## To do
Without the pictures, set down the records below word for word.

## Data entries
-- Begin --
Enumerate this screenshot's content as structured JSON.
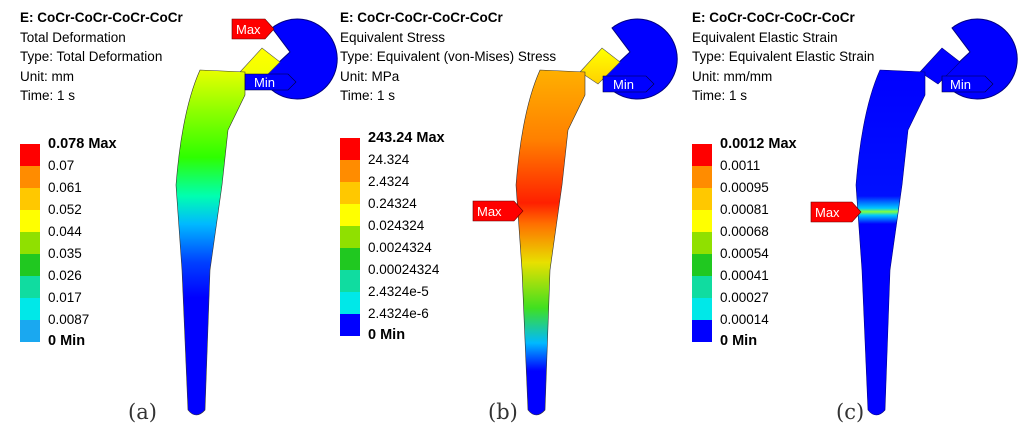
{
  "colors": {
    "contour": [
      "#0000ff",
      "#005cff",
      "#00b9ff",
      "#00ffe8",
      "#00ff8b",
      "#00ff2e",
      "#2eff00",
      "#8bff00",
      "#e8ff00",
      "#ffb900",
      "#ff5c00",
      "#ff0000"
    ],
    "legend": [
      "#ff0000",
      "#ff8c00",
      "#ffc800",
      "#ffff00",
      "#90e000",
      "#20c820",
      "#10dca0",
      "#00e8e8",
      "#1aa8f0",
      "#0000ff"
    ],
    "max_tag": "#ff0000",
    "min_tag": "#0000ff"
  },
  "panels": [
    {
      "title": "E: CoCr-CoCr-CoCr-CoCr",
      "lines": [
        "Total Deformation",
        "Type: Total Deformation",
        "Unit: mm",
        "Time: 1 s"
      ],
      "legend": [
        "0.078 Max",
        "0.07",
        "0.061",
        "0.052",
        "0.044",
        "0.035",
        "0.026",
        "0.017",
        "0.0087",
        "0 Min"
      ],
      "tags": {
        "max": "Max",
        "min": "Min"
      },
      "caption": "(a)"
    },
    {
      "title": "E: CoCr-CoCr-CoCr-CoCr",
      "lines": [
        "Equivalent Stress",
        "Type: Equivalent (von-Mises) Stress",
        "Unit: MPa",
        "Time: 1 s"
      ],
      "legend": [
        "243.24 Max",
        "24.324",
        "2.4324",
        "0.24324",
        "0.024324",
        "0.0024324",
        "0.00024324",
        "2.4324e-5",
        "2.4324e-6",
        "0 Min"
      ],
      "tags": {
        "max": "Max",
        "min": "Min"
      },
      "caption": "(b)"
    },
    {
      "title": "E: CoCr-CoCr-CoCr-CoCr",
      "lines": [
        "Equivalent Elastic Strain",
        "Type: Equivalent Elastic Strain",
        "Unit: mm/mm",
        "Time: 1 s"
      ],
      "legend": [
        "0.0012 Max",
        "0.0011",
        "0.00095",
        "0.00081",
        "0.00068",
        "0.00054",
        "0.00041",
        "0.00027",
        "0.00014",
        "0 Min"
      ],
      "tags": {
        "max": "Max",
        "min": "Min"
      },
      "caption": "(c)"
    }
  ]
}
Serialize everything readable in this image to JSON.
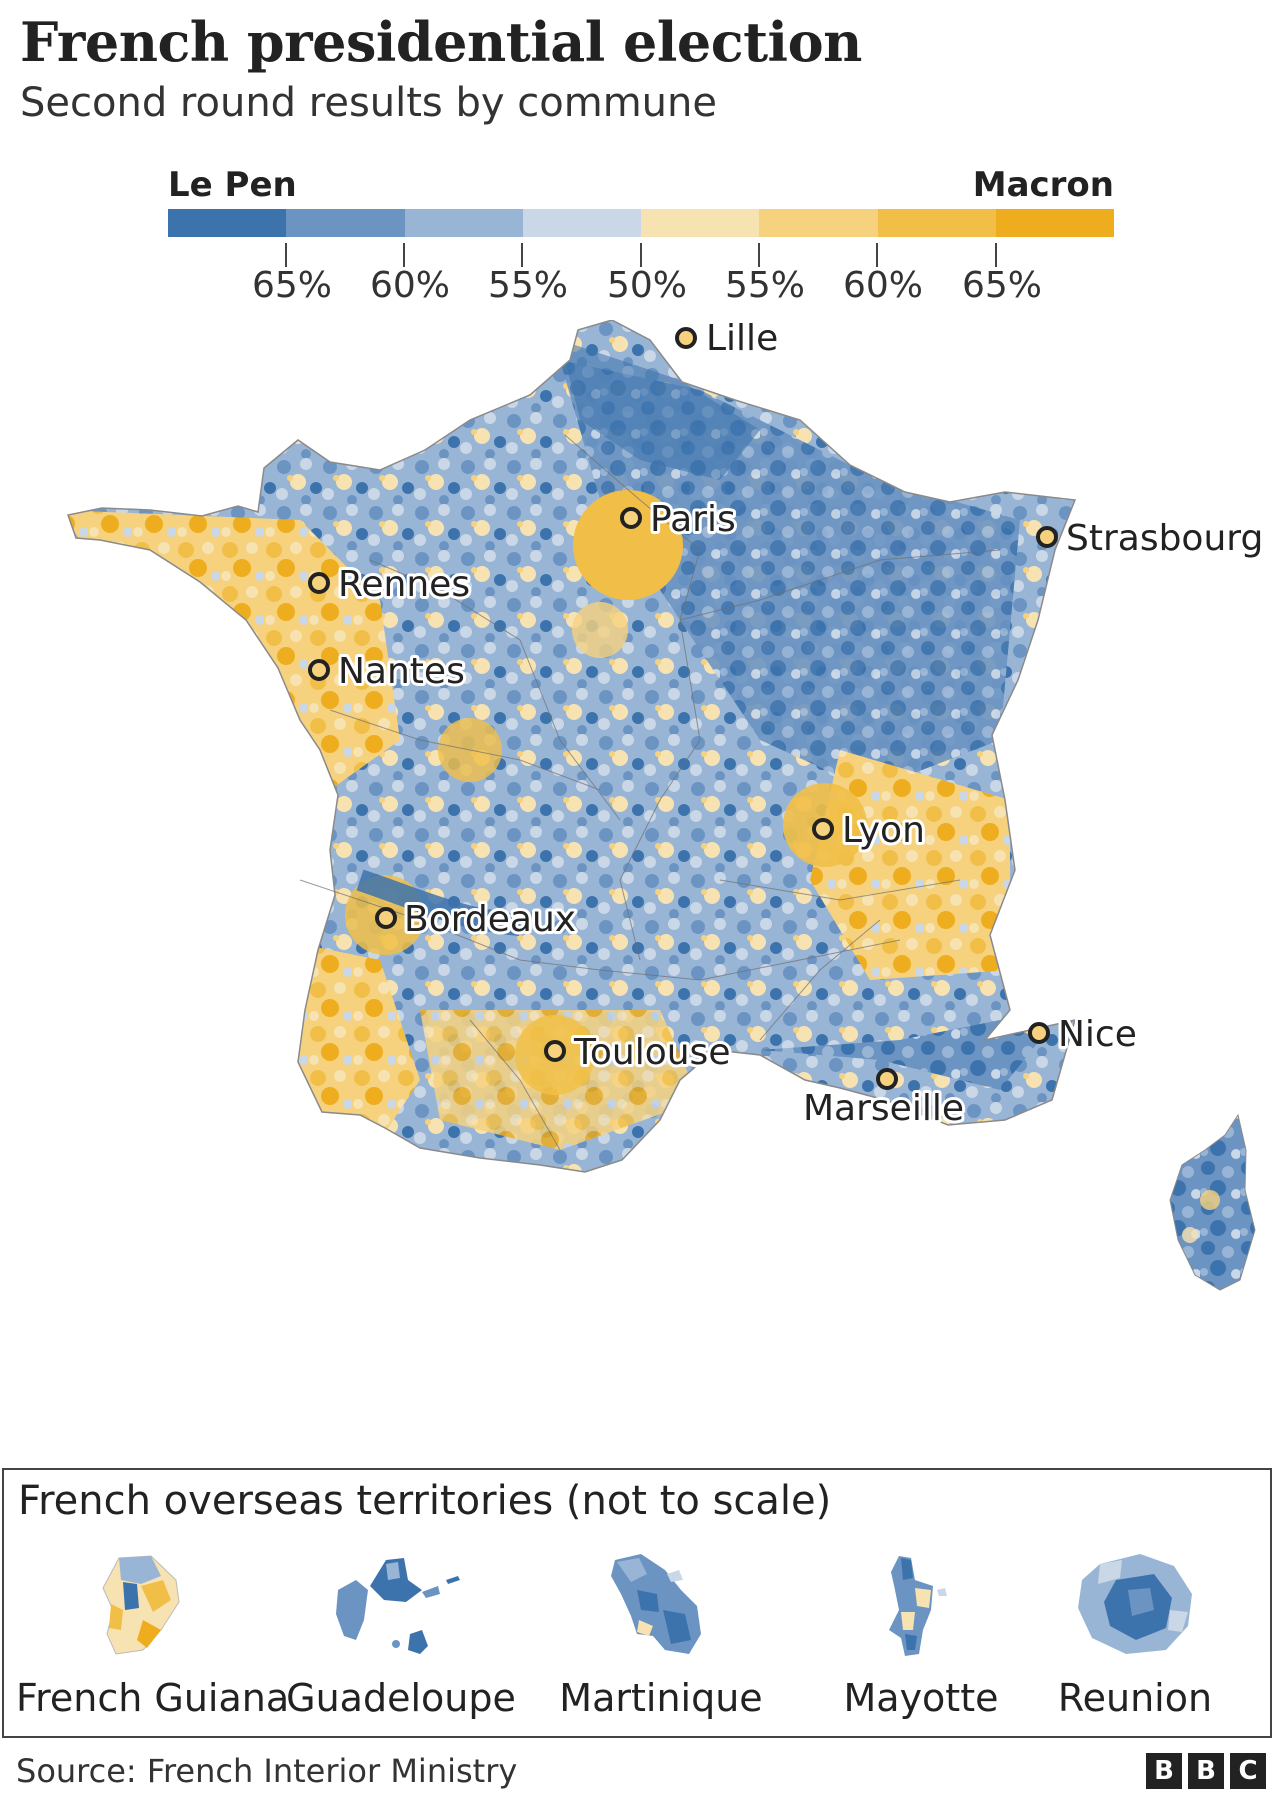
{
  "header": {
    "title": "French presidential election",
    "subtitle": "Second round results by commune"
  },
  "legend": {
    "left_label": "Le Pen",
    "right_label": "Macron",
    "bins": [
      "#3d73ad",
      "#6b94c2",
      "#99b5d6",
      "#c9d7e7",
      "#f7e2b2",
      "#f6d27f",
      "#f1bf47",
      "#eead1f"
    ],
    "ticks": [
      "65%",
      "60%",
      "55%",
      "50%",
      "55%",
      "60%",
      "65%"
    ]
  },
  "map": {
    "colors": {
      "lepen_strong": "#3d73ad",
      "lepen_mid": "#6b94c2",
      "lepen_light": "#99b5d6",
      "neutral_blue": "#c9d7e7",
      "neutral_yellow": "#f7e2b2",
      "macron_light": "#f6d27f",
      "macron_mid": "#f1bf47",
      "macron_strong": "#eead1f"
    },
    "cities": {
      "lille": "Lille",
      "paris": "Paris",
      "strasbourg": "Strasbourg",
      "rennes": "Rennes",
      "nantes": "Nantes",
      "lyon": "Lyon",
      "bordeaux": "Bordeaux",
      "toulouse": "Toulouse",
      "nice": "Nice",
      "marseille": "Marseille"
    }
  },
  "overseas": {
    "title": "French overseas territories (not to scale)",
    "territories": [
      "French Guiana",
      "Guadeloupe",
      "Martinique",
      "Mayotte",
      "Reunion"
    ]
  },
  "footer": {
    "source": "Source: French Interior Ministry",
    "logo_letters": [
      "B",
      "B",
      "C"
    ]
  }
}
-- End --
## Exercise output
Enumerate this screenshot's content as structured JSON.
{
  "colors": {
    "contour": [
      "#0000ff",
      "#005cff",
      "#00b9ff",
      "#00ffe8",
      "#00ff8b",
      "#00ff2e",
      "#2eff00",
      "#8bff00",
      "#e8ff00",
      "#ffb900",
      "#ff5c00",
      "#ff0000"
    ],
    "legend": [
      "#ff0000",
      "#ff8c00",
      "#ffc800",
      "#ffff00",
      "#90e000",
      "#20c820",
      "#10dca0",
      "#00e8e8",
      "#1aa8f0",
      "#0000ff"
    ],
    "max_tag": "#ff0000",
    "min_tag": "#0000ff"
  },
  "panels": [
    {
      "title": "E: CoCr-CoCr-CoCr-CoCr",
      "lines": [
        "Total Deformation",
        "Type: Total Deformation",
        "Unit: mm",
        "Time: 1 s"
      ],
      "legend": [
        "0.078 Max",
        "0.07",
        "0.061",
        "0.052",
        "0.044",
        "0.035",
        "0.026",
        "0.017",
        "0.0087",
        "0 Min"
      ],
      "tags": {
        "max": "Max",
        "min": "Min"
      },
      "caption": "(a)"
    },
    {
      "title": "E: CoCr-CoCr-CoCr-CoCr",
      "lines": [
        "Equivalent Stress",
        "Type: Equivalent (von-Mises) Stress",
        "Unit: MPa",
        "Time: 1 s"
      ],
      "legend": [
        "243.24 Max",
        "24.324",
        "2.4324",
        "0.24324",
        "0.024324",
        "0.0024324",
        "0.00024324",
        "2.4324e-5",
        "2.4324e-6",
        "0 Min"
      ],
      "tags": {
        "max": "Max",
        "min": "Min"
      },
      "caption": "(b)"
    },
    {
      "title": "E: CoCr-CoCr-CoCr-CoCr",
      "lines": [
        "Equivalent Elastic Strain",
        "Type: Equivalent Elastic Strain",
        "Unit: mm/mm",
        "Time: 1 s"
      ],
      "legend": [
        "0.0012 Max",
        "0.0011",
        "0.00095",
        "0.00081",
        "0.00068",
        "0.00054",
        "0.00041",
        "0.00027",
        "0.00014",
        "0 Min"
      ],
      "tags": {
        "max": "Max",
        "min": "Min"
      },
      "caption": "(c)"
    }
  ]
}
Serialize everything readable in this image to JSON.
{
  "header": {
    "title": "French presidential election",
    "subtitle": "Second round results by commune"
  },
  "legend": {
    "left_label": "Le Pen",
    "right_label": "Macron",
    "bins": [
      "#3d73ad",
      "#6b94c2",
      "#99b5d6",
      "#c9d7e7",
      "#f7e2b2",
      "#f6d27f",
      "#f1bf47",
      "#eead1f"
    ],
    "ticks": [
      "65%",
      "60%",
      "55%",
      "50%",
      "55%",
      "60%",
      "65%"
    ]
  },
  "map": {
    "colors": {
      "lepen_strong": "#3d73ad",
      "lepen_mid": "#6b94c2",
      "lepen_light": "#99b5d6",
      "neutral_blue": "#c9d7e7",
      "neutral_yellow": "#f7e2b2",
      "macron_light": "#f6d27f",
      "macron_mid": "#f1bf47",
      "macron_strong": "#eead1f"
    },
    "cities": {
      "lille": "Lille",
      "paris": "Paris",
      "strasbourg": "Strasbourg",
      "rennes": "Rennes",
      "nantes": "Nantes",
      "lyon": "Lyon",
      "bordeaux": "Bordeaux",
      "toulouse": "Toulouse",
      "nice": "Nice",
      "marseille": "Marseille"
    }
  },
  "overseas": {
    "title": "French overseas territories (not to scale)",
    "territories": [
      "French Guiana",
      "Guadeloupe",
      "Martinique",
      "Mayotte",
      "Reunion"
    ]
  },
  "footer": {
    "source": "Source: French Interior Ministry",
    "logo_letters": [
      "B",
      "B",
      "C"
    ]
  }
}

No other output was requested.